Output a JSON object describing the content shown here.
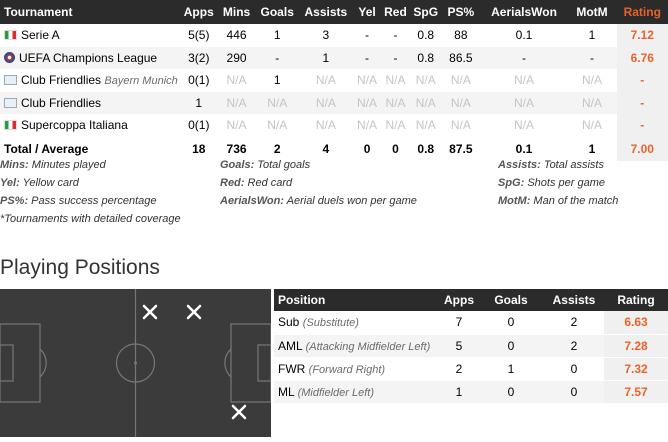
{
  "tournament_table": {
    "headers": [
      "Tournament",
      "Apps",
      "Mins",
      "Goals",
      "Assists",
      "Yel",
      "Red",
      "SpG",
      "PS%",
      "AerialsWon",
      "MotM",
      "Rating"
    ],
    "rows": [
      {
        "flag": "italy-flag-icon",
        "name": "Serie A",
        "note": "",
        "apps": "5(5)",
        "mins": "446",
        "goals": "1",
        "assists": "3",
        "yel": "-",
        "red": "-",
        "spg": "0.8",
        "ps": "88",
        "aerials": "0.1",
        "motm": "1",
        "rating": "7.12"
      },
      {
        "flag": "champions-league-icon",
        "name": "UEFA Champions League",
        "note": "",
        "apps": "3(2)",
        "mins": "290",
        "goals": "-",
        "assists": "1",
        "yel": "-",
        "red": "-",
        "spg": "0.8",
        "ps": "86.5",
        "aerials": "-",
        "motm": "-",
        "rating": "6.76"
      },
      {
        "flag": "fifa-icon",
        "name": "Club Friendlies",
        "note": "Bayern Munich",
        "apps": "0(1)",
        "mins": "N/A",
        "goals": "1",
        "assists": "N/A",
        "yel": "N/A",
        "red": "N/A",
        "spg": "N/A",
        "ps": "N/A",
        "aerials": "N/A",
        "motm": "N/A",
        "rating": "-"
      },
      {
        "flag": "fifa-icon",
        "name": "Club Friendlies",
        "note": "",
        "apps": "1",
        "mins": "N/A",
        "goals": "N/A",
        "assists": "N/A",
        "yel": "N/A",
        "red": "N/A",
        "spg": "N/A",
        "ps": "N/A",
        "aerials": "N/A",
        "motm": "N/A",
        "rating": "-"
      },
      {
        "flag": "italy-flag-icon",
        "name": "Supercoppa Italiana",
        "note": "",
        "apps": "0(1)",
        "mins": "N/A",
        "goals": "N/A",
        "assists": "N/A",
        "yel": "N/A",
        "red": "N/A",
        "spg": "N/A",
        "ps": "N/A",
        "aerials": "N/A",
        "motm": "N/A",
        "rating": "-"
      }
    ],
    "total": {
      "label": "Total / Average",
      "apps": "18",
      "mins": "736",
      "goals": "2",
      "assists": "4",
      "yel": "0",
      "red": "0",
      "spg": "0.8",
      "ps": "87.5",
      "aerials": "0.1",
      "motm": "1",
      "rating": "7.00"
    }
  },
  "legend": {
    "mins": {
      "key": "Mins:",
      "text": " Minutes played"
    },
    "goals": {
      "key": "Goals:",
      "text": " Total goals"
    },
    "assists": {
      "key": "Assists:",
      "text": " Total assists"
    },
    "yel": {
      "key": "Yel:",
      "text": " Yellow card"
    },
    "red": {
      "key": "Red:",
      "text": " Red card"
    },
    "spg": {
      "key": "SpG:",
      "text": " Shots per game"
    },
    "ps": {
      "key": "PS%:",
      "text": " Pass success percentage"
    },
    "aerials": {
      "key": "AerialsWon:",
      "text": " Aerial duels won per game"
    },
    "motm": {
      "key": "MotM:",
      "text": " Man of the match"
    },
    "coverage": "*Tournaments with detailed coverage"
  },
  "playing_positions": {
    "title": "Playing Positions",
    "headers": [
      "Position",
      "Apps",
      "Goals",
      "Assists",
      "Rating"
    ],
    "rows": [
      {
        "code": "Sub",
        "desc": "(Substitute)",
        "apps": "7",
        "goals": "0",
        "assists": "2",
        "rating": "6.63"
      },
      {
        "code": "AML",
        "desc": "(Attacking Midfielder Left)",
        "apps": "5",
        "goals": "0",
        "assists": "2",
        "rating": "7.28"
      },
      {
        "code": "FWR",
        "desc": "(Forward Right)",
        "apps": "2",
        "goals": "1",
        "assists": "0",
        "rating": "7.32"
      },
      {
        "code": "ML",
        "desc": "(Midfielder Left)",
        "apps": "1",
        "goals": "0",
        "assists": "0",
        "rating": "7.57"
      }
    ],
    "pitch_markers": "✕"
  },
  "colors": {
    "accent": "#e8632c",
    "header_bg": "#2b2b2b",
    "pitch_bg": "#3b3b3b"
  }
}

◆ ◆ ◆ ◆

**WORK TO BE COMPLETED:** Search the records above for "Midfielder". Copy each line where it is found.

**SOLUTION:**
        "desc": "(Attacking Midfielder Left)",
        "desc": "(Midfielder Left)",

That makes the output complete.